▸ Prompt
Count, in the entries, the lines with "powierzchniowych". Answer with the number only.

▸ Information supplied
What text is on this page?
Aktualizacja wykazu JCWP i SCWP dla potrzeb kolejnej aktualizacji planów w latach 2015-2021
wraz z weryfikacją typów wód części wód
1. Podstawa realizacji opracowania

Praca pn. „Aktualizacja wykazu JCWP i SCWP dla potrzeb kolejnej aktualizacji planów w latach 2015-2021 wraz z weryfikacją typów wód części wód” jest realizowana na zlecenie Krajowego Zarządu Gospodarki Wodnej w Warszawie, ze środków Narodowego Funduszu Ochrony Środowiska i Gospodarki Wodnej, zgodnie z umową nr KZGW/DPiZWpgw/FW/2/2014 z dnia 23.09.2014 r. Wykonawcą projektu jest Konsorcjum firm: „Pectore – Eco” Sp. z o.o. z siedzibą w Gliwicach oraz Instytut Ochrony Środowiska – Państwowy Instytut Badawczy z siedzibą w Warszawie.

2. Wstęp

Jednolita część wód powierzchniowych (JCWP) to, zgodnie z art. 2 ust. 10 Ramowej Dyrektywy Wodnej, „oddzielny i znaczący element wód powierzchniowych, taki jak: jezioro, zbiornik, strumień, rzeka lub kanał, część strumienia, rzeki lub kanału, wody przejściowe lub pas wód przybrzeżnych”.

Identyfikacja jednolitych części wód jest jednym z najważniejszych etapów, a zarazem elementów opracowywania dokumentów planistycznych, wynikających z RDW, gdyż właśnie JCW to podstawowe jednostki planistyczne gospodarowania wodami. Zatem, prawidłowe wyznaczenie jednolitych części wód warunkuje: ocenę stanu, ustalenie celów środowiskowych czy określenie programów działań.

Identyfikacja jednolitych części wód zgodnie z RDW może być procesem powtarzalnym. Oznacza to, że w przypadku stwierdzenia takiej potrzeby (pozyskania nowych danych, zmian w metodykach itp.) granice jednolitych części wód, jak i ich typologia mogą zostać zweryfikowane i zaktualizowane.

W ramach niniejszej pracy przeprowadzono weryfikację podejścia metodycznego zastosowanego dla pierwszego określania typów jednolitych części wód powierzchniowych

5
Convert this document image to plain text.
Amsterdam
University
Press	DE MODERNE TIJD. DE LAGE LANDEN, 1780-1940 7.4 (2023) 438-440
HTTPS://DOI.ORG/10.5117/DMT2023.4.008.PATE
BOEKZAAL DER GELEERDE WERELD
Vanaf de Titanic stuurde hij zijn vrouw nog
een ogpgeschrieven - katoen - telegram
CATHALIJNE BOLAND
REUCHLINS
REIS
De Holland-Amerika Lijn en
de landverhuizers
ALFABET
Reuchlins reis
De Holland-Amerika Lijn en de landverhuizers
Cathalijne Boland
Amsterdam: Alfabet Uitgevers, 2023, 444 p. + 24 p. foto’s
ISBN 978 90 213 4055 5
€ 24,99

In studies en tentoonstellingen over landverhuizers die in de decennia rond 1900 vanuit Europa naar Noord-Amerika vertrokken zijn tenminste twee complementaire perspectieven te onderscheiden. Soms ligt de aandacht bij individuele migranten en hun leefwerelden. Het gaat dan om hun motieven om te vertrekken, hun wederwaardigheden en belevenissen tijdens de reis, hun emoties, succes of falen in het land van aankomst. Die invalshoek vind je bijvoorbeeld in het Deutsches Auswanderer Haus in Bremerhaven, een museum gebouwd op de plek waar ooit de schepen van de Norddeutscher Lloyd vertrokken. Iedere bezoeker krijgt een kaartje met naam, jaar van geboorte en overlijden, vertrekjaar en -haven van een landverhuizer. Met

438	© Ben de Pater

▸ Output below
2